# start of The records

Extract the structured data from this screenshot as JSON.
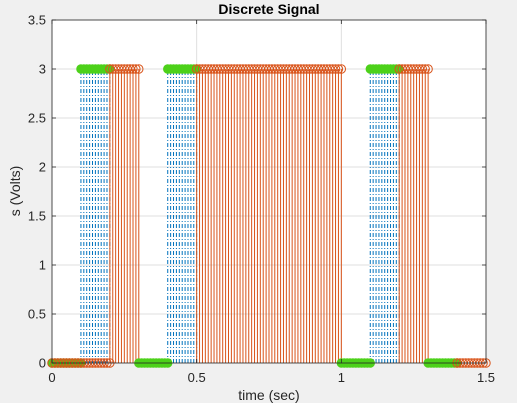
{
  "chart_data": {
    "type": "stem",
    "title": "Discrete Signal",
    "xlabel": "time (sec)",
    "ylabel": "s (Volts)",
    "xlim": [
      0,
      1.5
    ],
    "ylim": [
      0,
      3.5
    ],
    "x_ticks": [
      "0",
      "0.5",
      "1",
      "1.5"
    ],
    "y_ticks": [
      "0",
      "0.5",
      "1",
      "1.5",
      "2",
      "2.5",
      "3",
      "3.5"
    ],
    "grid": true,
    "legend": "none",
    "series": [
      {
        "style": "dash-dot stems, filled circle markers",
        "color": "#0072bd",
        "marker_color": "#4dd11a",
        "segments": [
          {
            "x_start": 0.0,
            "x_end": 0.1,
            "step": 0.01,
            "value": 0
          },
          {
            "x_start": 0.1,
            "x_end": 0.2,
            "step": 0.01,
            "value": 3
          },
          {
            "x_start": 0.3,
            "x_end": 0.4,
            "step": 0.01,
            "value": 0
          },
          {
            "x_start": 0.4,
            "x_end": 0.5,
            "step": 0.01,
            "value": 3
          },
          {
            "x_start": 1.0,
            "x_end": 1.1,
            "step": 0.01,
            "value": 0
          },
          {
            "x_start": 1.1,
            "x_end": 1.2,
            "step": 0.01,
            "value": 3
          },
          {
            "x_start": 1.3,
            "x_end": 1.4,
            "step": 0.01,
            "value": 0
          }
        ]
      },
      {
        "style": "solid stems, open circle markers",
        "color": "#d95319",
        "segments": [
          {
            "x_start": 0.0,
            "x_end": 0.2,
            "step": 0.01,
            "value": 0
          },
          {
            "x_start": 0.2,
            "x_end": 0.3,
            "step": 0.01,
            "value": 3
          },
          {
            "x_start": 0.5,
            "x_end": 1.0,
            "step": 0.01,
            "value": 3
          },
          {
            "x_start": 1.2,
            "x_end": 1.3,
            "step": 0.01,
            "value": 3
          },
          {
            "x_start": 1.4,
            "x_end": 1.5,
            "step": 0.01,
            "value": 0
          }
        ]
      }
    ]
  }
}
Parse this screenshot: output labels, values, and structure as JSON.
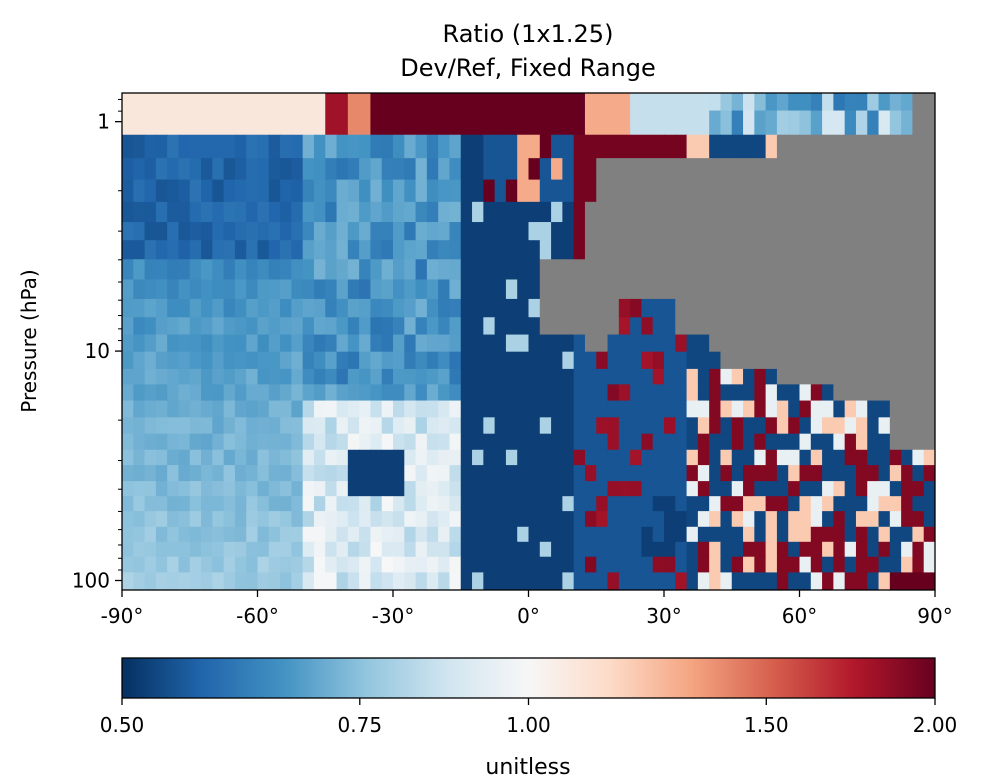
{
  "chart_data": {
    "type": "heatmap",
    "title_line1": "Ratio (1x1.25)",
    "title_line2": "Dev/Ref, Fixed Range",
    "xlabel": "",
    "ylabel": "Pressure (hPa)",
    "x_range": [
      -90,
      90
    ],
    "y_range_hpa": [
      110,
      0.75
    ],
    "y_scale": "log",
    "x_ticks": [
      {
        "value": -90,
        "label": "-90°"
      },
      {
        "value": -60,
        "label": "-60°"
      },
      {
        "value": -30,
        "label": "-30°"
      },
      {
        "value": 0,
        "label": "0°"
      },
      {
        "value": 30,
        "label": "30°"
      },
      {
        "value": 60,
        "label": "60°"
      },
      {
        "value": 90,
        "label": "90°"
      }
    ],
    "y_ticks": [
      {
        "value": 1,
        "label": "1"
      },
      {
        "value": 10,
        "label": "10"
      },
      {
        "value": 100,
        "label": "100"
      }
    ],
    "colorbar": {
      "label": "unitless",
      "min": 0.5,
      "max": 2.0,
      "scale": "log",
      "ticks": [
        {
          "value": 0.5,
          "label": "0.50"
        },
        {
          "value": 0.75,
          "label": "0.75"
        },
        {
          "value": 1.0,
          "label": "1.00"
        },
        {
          "value": 1.5,
          "label": "1.50"
        },
        {
          "value": 2.0,
          "label": "2.00"
        }
      ],
      "colormap": [
        "#053061",
        "#2166ac",
        "#4393c3",
        "#92c5de",
        "#d1e5f0",
        "#f7f7f7",
        "#fddbc7",
        "#f4a582",
        "#d6604d",
        "#b2182b",
        "#67001f"
      ]
    },
    "masked_color": "#808080",
    "latitudes_approx": "-90 to 90, 1.25° spacing",
    "approx_field_description_rows_top_to_bottom": [
      {
        "level_hpa": 0.85,
        "segments": [
          [
            -90,
            -45,
            1.1
          ],
          [
            -45,
            -40,
            1.8
          ],
          [
            -40,
            -35,
            1.4
          ],
          [
            -35,
            12,
            2.0
          ],
          [
            12,
            22,
            1.3
          ],
          [
            22,
            40,
            0.8
          ],
          [
            40,
            78,
            0.6
          ],
          [
            78,
            84,
            0.9
          ],
          [
            84,
            90,
            "masked"
          ]
        ]
      }
    ]
  }
}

# end of The records

Written instruction
Quote the material word for word, dropping any images it holds.

Final result
Extract the structured data from this screenshot as JSON.
{
  "chart_data": {
    "type": "stem",
    "title": "Discrete Signal",
    "xlabel": "time (sec)",
    "ylabel": "s (Volts)",
    "xlim": [
      0,
      1.5
    ],
    "ylim": [
      0,
      3.5
    ],
    "x_ticks": [
      "0",
      "0.5",
      "1",
      "1.5"
    ],
    "y_ticks": [
      "0",
      "0.5",
      "1",
      "1.5",
      "2",
      "2.5",
      "3",
      "3.5"
    ],
    "grid": true,
    "legend": "none",
    "series": [
      {
        "style": "dash-dot stems, filled circle markers",
        "color": "#0072bd",
        "marker_color": "#4dd11a",
        "segments": [
          {
            "x_start": 0.0,
            "x_end": 0.1,
            "step": 0.01,
            "value": 0
          },
          {
            "x_start": 0.1,
            "x_end": 0.2,
            "step": 0.01,
            "value": 3
          },
          {
            "x_start": 0.3,
            "x_end": 0.4,
            "step": 0.01,
            "value": 0
          },
          {
            "x_start": 0.4,
            "x_end": 0.5,
            "step": 0.01,
            "value": 3
          },
          {
            "x_start": 1.0,
            "x_end": 1.1,
            "step": 0.01,
            "value": 0
          },
          {
            "x_start": 1.1,
            "x_end": 1.2,
            "step": 0.01,
            "value": 3
          },
          {
            "x_start": 1.3,
            "x_end": 1.4,
            "step": 0.01,
            "value": 0
          }
        ]
      },
      {
        "style": "solid stems, open circle markers",
        "color": "#d95319",
        "segments": [
          {
            "x_start": 0.0,
            "x_end": 0.2,
            "step": 0.01,
            "value": 0
          },
          {
            "x_start": 0.2,
            "x_end": 0.3,
            "step": 0.01,
            "value": 3
          },
          {
            "x_start": 0.5,
            "x_end": 1.0,
            "step": 0.01,
            "value": 3
          },
          {
            "x_start": 1.2,
            "x_end": 1.3,
            "step": 0.01,
            "value": 3
          },
          {
            "x_start": 1.4,
            "x_end": 1.5,
            "step": 0.01,
            "value": 0
          }
        ]
      }
    ]
  }
}
Parse this screenshot: output labels, values, and structure as JSON.
{
  "chart_data": {
    "type": "heatmap",
    "title_line1": "Ratio (1x1.25)",
    "title_line2": "Dev/Ref, Fixed Range",
    "xlabel": "",
    "ylabel": "Pressure (hPa)",
    "x_range": [
      -90,
      90
    ],
    "y_range_hpa": [
      110,
      0.75
    ],
    "y_scale": "log",
    "x_ticks": [
      {
        "value": -90,
        "label": "-90°"
      },
      {
        "value": -60,
        "label": "-60°"
      },
      {
        "value": -30,
        "label": "-30°"
      },
      {
        "value": 0,
        "label": "0°"
      },
      {
        "value": 30,
        "label": "30°"
      },
      {
        "value": 60,
        "label": "60°"
      },
      {
        "value": 90,
        "label": "90°"
      }
    ],
    "y_ticks": [
      {
        "value": 1,
        "label": "1"
      },
      {
        "value": 10,
        "label": "10"
      },
      {
        "value": 100,
        "label": "100"
      }
    ],
    "colorbar": {
      "label": "unitless",
      "min": 0.5,
      "max": 2.0,
      "scale": "log",
      "ticks": [
        {
          "value": 0.5,
          "label": "0.50"
        },
        {
          "value": 0.75,
          "label": "0.75"
        },
        {
          "value": 1.0,
          "label": "1.00"
        },
        {
          "value": 1.5,
          "label": "1.50"
        },
        {
          "value": 2.0,
          "label": "2.00"
        }
      ],
      "colormap": [
        "#053061",
        "#2166ac",
        "#4393c3",
        "#92c5de",
        "#d1e5f0",
        "#f7f7f7",
        "#fddbc7",
        "#f4a582",
        "#d6604d",
        "#b2182b",
        "#67001f"
      ]
    },
    "masked_color": "#808080",
    "latitudes_approx": "-90 to 90, 1.25° spacing",
    "approx_field_description_rows_top_to_bottom": [
      {
        "level_hpa": 0.85,
        "segments": [
          [
            -90,
            -45,
            1.1
          ],
          [
            -45,
            -40,
            1.8
          ],
          [
            -40,
            -35,
            1.4
          ],
          [
            -35,
            12,
            2.0
          ],
          [
            12,
            22,
            1.3
          ],
          [
            22,
            40,
            0.8
          ],
          [
            40,
            78,
            0.6
          ],
          [
            78,
            84,
            0.9
          ],
          [
            84,
            90,
            "masked"
          ]
        ]
      }
    ]
  }
}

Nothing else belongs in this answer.